→ Goal of the exercise
Your task is to copy every line of the entries that contains "нормативным".

Extracted records:
□ □ □

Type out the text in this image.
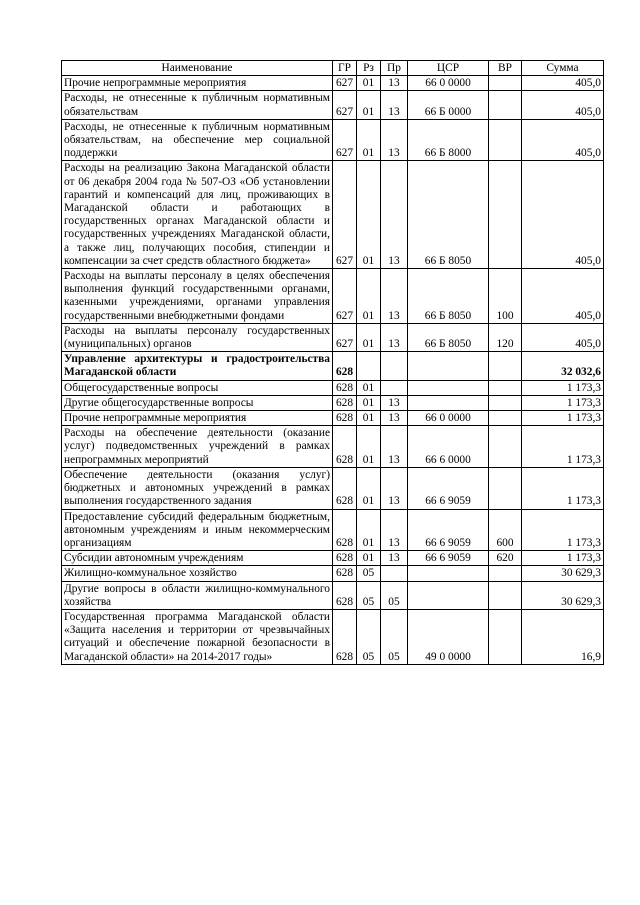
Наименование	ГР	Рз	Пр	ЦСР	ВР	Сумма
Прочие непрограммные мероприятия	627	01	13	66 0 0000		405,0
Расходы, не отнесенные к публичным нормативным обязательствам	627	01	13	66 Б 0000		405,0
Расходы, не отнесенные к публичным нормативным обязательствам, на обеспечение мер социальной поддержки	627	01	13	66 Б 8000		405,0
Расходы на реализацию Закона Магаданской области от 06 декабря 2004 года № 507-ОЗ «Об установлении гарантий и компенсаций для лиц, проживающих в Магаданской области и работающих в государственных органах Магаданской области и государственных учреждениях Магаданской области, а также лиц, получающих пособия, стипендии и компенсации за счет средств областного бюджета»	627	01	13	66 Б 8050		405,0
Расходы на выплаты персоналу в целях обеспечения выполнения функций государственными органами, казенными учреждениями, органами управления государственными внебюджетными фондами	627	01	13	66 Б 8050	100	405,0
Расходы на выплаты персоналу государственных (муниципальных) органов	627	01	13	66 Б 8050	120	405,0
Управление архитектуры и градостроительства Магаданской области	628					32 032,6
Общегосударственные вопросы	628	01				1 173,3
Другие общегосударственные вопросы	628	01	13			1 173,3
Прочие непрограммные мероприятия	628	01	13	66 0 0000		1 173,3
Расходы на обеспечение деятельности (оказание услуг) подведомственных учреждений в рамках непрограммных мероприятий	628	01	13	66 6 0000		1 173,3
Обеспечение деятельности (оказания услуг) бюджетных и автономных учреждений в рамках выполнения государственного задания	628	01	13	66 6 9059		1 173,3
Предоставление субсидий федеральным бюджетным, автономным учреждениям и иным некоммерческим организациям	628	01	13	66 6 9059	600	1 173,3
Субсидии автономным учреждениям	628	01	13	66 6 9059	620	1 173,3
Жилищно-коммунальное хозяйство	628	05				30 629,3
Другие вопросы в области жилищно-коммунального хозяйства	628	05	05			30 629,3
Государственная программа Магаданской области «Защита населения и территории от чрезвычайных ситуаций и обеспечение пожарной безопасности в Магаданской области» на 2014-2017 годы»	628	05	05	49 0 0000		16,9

□ □ □

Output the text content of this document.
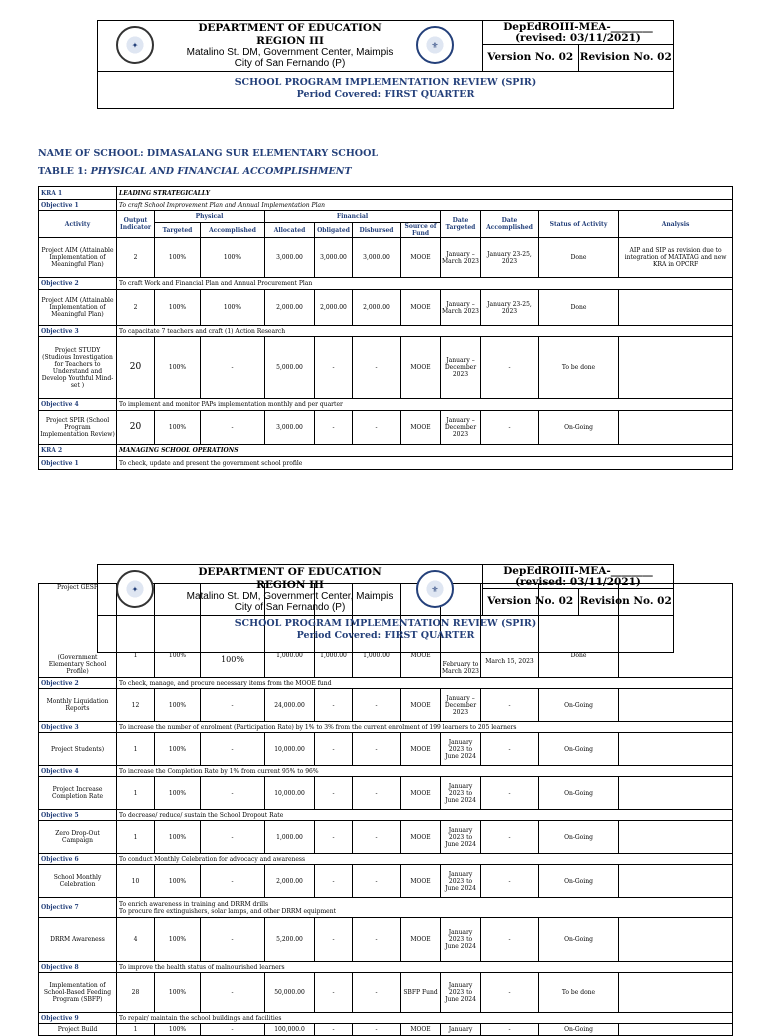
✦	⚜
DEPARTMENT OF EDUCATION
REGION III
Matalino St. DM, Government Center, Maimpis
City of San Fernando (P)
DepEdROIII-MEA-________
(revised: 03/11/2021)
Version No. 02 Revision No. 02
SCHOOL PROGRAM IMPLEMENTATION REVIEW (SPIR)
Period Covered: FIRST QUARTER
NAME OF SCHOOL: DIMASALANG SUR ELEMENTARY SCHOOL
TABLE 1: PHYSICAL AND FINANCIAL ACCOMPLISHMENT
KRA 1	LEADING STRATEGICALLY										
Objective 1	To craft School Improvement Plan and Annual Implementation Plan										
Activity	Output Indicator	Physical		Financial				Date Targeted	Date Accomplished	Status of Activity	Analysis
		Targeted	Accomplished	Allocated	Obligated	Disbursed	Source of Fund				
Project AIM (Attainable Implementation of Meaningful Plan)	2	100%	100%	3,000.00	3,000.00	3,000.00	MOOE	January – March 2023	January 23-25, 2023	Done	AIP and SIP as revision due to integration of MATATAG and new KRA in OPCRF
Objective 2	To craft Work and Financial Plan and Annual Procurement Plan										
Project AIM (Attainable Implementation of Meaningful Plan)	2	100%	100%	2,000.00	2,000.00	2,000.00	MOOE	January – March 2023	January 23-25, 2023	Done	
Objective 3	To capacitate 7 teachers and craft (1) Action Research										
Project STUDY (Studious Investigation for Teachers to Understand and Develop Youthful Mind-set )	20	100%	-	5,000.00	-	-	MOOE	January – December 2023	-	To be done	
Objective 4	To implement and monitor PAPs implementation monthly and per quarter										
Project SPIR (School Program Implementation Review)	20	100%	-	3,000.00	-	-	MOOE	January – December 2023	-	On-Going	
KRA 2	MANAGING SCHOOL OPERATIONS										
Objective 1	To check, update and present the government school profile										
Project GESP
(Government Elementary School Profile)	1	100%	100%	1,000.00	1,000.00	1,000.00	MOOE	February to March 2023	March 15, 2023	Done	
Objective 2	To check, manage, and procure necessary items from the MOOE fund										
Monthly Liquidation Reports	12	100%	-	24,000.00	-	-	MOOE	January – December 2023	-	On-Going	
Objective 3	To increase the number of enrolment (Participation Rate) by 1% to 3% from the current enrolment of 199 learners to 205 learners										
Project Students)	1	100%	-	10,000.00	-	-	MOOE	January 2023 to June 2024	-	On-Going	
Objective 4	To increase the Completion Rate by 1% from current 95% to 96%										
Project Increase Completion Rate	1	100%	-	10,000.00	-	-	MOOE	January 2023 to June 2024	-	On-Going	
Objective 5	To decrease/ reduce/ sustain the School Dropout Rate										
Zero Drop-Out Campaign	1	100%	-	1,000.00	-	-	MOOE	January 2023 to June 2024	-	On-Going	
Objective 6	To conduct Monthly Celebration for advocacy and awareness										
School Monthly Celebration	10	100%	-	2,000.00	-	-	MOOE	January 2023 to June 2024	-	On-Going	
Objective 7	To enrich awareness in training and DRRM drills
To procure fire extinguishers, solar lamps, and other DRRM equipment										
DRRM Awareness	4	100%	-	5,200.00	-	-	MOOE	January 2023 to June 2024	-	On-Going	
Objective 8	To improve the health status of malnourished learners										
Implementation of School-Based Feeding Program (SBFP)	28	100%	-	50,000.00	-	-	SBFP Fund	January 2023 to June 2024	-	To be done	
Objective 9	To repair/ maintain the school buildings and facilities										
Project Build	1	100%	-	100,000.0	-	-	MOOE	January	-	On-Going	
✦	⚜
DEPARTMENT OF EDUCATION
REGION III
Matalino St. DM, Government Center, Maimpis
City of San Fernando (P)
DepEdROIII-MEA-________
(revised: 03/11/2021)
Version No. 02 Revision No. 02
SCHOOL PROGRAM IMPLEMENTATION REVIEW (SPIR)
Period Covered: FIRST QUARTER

□ □ □

→ Correct response
Расходы, не отнесенные к публичным нормативным обязательствам	627	01	13	66 Б 0000		405,0
Расходы, не отнесенные к публичным нормативным обязательствам, на обеспечение мер социальной поддержки	627	01	13	66 Б 8000		405,0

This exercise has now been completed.